_Written problem_
Reproduce the rows unchanged, from the first row through the line holding "seismogram-trace — [78, 324, 572, 330]", both ends included.

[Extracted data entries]

————————

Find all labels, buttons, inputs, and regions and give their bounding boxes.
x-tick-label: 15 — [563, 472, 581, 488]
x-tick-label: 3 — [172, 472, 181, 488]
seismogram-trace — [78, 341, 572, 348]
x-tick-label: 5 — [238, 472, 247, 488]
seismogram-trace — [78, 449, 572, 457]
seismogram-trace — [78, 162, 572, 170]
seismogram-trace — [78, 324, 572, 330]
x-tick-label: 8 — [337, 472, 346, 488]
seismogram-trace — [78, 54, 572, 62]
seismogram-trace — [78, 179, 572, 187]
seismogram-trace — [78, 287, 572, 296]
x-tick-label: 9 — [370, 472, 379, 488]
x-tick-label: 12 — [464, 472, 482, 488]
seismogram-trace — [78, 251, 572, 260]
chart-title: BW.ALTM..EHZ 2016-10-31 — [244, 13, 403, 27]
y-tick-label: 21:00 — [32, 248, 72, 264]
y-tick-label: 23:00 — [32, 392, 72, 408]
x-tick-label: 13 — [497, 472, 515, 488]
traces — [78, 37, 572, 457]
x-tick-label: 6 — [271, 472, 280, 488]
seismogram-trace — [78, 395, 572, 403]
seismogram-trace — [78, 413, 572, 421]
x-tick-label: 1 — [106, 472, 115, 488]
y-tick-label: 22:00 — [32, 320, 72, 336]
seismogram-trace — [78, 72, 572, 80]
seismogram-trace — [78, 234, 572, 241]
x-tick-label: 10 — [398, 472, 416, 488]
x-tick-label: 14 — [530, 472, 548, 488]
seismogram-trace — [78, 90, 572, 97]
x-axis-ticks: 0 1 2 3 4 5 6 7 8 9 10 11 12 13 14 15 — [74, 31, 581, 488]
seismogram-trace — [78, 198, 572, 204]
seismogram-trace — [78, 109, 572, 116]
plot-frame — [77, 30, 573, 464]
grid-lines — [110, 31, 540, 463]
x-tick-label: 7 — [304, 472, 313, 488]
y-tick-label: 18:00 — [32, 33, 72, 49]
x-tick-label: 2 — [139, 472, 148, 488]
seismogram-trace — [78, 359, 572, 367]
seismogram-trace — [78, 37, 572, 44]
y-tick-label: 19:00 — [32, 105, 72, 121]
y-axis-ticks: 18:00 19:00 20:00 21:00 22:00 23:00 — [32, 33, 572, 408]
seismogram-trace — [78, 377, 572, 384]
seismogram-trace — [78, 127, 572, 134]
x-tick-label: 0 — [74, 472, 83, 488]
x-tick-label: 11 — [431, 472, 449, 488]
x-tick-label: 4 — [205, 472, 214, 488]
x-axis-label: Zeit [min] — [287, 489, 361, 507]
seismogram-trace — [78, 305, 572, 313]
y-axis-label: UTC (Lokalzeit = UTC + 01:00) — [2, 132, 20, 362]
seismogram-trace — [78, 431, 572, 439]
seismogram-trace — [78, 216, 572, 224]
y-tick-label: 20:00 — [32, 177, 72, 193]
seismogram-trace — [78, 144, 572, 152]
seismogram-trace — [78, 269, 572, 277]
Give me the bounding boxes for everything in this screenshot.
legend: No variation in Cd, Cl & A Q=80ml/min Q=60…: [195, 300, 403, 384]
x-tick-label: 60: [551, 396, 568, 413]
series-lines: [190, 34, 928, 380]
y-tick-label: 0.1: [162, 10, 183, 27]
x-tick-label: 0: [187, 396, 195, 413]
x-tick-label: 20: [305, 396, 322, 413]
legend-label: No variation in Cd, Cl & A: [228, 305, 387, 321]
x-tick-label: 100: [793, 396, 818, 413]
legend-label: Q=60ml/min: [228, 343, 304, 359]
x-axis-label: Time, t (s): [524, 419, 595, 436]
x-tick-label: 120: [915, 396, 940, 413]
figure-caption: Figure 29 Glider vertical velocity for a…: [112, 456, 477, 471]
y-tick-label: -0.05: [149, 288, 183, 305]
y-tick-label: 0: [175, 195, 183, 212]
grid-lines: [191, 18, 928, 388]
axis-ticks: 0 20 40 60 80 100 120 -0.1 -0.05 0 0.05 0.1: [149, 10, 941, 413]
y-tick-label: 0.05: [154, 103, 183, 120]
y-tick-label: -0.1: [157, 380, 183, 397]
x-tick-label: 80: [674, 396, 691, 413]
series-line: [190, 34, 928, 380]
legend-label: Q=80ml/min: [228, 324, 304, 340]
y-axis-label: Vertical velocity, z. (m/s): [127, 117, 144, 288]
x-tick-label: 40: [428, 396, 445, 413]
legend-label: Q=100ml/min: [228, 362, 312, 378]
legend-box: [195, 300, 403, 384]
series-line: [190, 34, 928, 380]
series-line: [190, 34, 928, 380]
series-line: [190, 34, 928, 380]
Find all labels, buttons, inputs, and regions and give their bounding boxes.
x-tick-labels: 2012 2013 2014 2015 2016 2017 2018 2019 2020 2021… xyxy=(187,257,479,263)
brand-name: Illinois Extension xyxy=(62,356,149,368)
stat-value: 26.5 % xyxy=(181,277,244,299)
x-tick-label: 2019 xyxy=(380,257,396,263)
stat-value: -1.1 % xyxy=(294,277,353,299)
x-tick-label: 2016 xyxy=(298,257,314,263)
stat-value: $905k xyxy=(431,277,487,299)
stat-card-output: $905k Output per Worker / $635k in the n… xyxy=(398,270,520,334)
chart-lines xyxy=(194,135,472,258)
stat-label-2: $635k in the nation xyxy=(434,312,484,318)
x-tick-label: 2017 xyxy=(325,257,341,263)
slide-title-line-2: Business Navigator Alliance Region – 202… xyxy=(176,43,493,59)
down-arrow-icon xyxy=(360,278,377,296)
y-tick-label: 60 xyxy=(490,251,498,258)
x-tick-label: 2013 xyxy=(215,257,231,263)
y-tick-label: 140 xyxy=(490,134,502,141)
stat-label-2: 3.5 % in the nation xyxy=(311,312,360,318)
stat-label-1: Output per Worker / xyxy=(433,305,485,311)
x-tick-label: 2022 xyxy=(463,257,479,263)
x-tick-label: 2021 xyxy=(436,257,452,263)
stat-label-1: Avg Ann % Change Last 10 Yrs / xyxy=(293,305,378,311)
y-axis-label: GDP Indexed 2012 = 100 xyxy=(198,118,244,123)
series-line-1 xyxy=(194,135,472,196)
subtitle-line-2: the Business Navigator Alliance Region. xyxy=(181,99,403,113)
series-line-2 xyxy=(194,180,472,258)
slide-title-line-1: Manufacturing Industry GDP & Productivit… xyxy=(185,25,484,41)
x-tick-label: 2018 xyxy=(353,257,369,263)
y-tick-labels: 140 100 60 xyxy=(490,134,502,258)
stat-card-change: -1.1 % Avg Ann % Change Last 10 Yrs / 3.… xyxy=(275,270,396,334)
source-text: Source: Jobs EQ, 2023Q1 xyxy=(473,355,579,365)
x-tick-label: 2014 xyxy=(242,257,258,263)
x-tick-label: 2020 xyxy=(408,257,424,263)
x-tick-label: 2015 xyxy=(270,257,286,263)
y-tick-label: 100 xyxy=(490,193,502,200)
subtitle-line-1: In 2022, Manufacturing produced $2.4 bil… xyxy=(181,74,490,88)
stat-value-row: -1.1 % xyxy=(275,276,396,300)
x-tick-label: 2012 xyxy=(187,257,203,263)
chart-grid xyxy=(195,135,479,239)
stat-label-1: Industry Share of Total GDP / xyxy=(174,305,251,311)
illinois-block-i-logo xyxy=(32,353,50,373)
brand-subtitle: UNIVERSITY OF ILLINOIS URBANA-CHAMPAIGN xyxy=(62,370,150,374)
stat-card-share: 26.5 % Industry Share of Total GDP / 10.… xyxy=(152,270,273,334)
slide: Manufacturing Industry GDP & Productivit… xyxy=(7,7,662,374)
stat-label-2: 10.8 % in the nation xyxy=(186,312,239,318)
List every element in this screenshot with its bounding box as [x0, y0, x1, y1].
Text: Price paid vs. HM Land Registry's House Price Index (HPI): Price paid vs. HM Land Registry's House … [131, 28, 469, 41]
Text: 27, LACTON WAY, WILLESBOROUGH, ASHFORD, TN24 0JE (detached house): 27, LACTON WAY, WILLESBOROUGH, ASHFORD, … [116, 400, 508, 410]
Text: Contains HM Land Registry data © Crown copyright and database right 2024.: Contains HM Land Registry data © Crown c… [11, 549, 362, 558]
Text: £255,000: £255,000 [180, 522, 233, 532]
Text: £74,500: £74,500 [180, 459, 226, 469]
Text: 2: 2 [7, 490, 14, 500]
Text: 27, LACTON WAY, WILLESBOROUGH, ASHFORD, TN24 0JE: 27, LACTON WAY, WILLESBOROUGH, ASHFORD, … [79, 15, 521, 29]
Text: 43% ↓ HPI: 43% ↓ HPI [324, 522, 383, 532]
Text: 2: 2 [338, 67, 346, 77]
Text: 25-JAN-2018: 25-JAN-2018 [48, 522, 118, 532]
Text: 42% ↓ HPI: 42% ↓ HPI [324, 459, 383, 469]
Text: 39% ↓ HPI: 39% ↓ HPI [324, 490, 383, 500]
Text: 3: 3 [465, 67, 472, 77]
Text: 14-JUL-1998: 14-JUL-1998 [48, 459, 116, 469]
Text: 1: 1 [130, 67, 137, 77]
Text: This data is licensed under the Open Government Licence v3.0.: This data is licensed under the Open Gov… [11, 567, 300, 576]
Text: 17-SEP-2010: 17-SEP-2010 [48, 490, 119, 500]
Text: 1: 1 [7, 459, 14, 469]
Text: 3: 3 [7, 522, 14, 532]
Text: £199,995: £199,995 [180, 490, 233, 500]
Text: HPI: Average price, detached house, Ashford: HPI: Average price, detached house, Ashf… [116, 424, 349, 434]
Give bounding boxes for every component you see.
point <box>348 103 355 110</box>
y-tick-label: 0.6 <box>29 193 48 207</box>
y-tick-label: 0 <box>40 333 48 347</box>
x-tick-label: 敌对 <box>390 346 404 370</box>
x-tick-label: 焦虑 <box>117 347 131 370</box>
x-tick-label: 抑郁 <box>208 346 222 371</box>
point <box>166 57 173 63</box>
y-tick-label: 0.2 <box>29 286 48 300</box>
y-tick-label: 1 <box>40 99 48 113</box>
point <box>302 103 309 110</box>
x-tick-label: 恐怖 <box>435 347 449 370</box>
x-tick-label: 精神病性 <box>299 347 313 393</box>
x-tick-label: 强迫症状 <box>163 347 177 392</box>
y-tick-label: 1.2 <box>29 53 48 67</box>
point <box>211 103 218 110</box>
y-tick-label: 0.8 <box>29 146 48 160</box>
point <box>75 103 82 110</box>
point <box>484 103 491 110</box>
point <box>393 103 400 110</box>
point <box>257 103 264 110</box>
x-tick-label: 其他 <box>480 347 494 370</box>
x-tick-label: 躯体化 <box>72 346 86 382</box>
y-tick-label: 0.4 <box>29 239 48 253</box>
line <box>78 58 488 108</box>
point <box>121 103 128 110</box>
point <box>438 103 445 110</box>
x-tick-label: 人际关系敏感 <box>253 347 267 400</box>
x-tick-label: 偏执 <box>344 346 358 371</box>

————————

_Worked answer_
Find all labels, buttons, inputs, and regions and give their bounding boxes.
x-tick-label: 15 — [563, 472, 581, 488]
x-tick-label: 3 — [172, 472, 181, 488]
seismogram-trace — [78, 341, 572, 348]
x-tick-label: 5 — [238, 472, 247, 488]
seismogram-trace — [78, 449, 572, 457]
seismogram-trace — [78, 162, 572, 170]
seismogram-trace — [78, 324, 572, 330]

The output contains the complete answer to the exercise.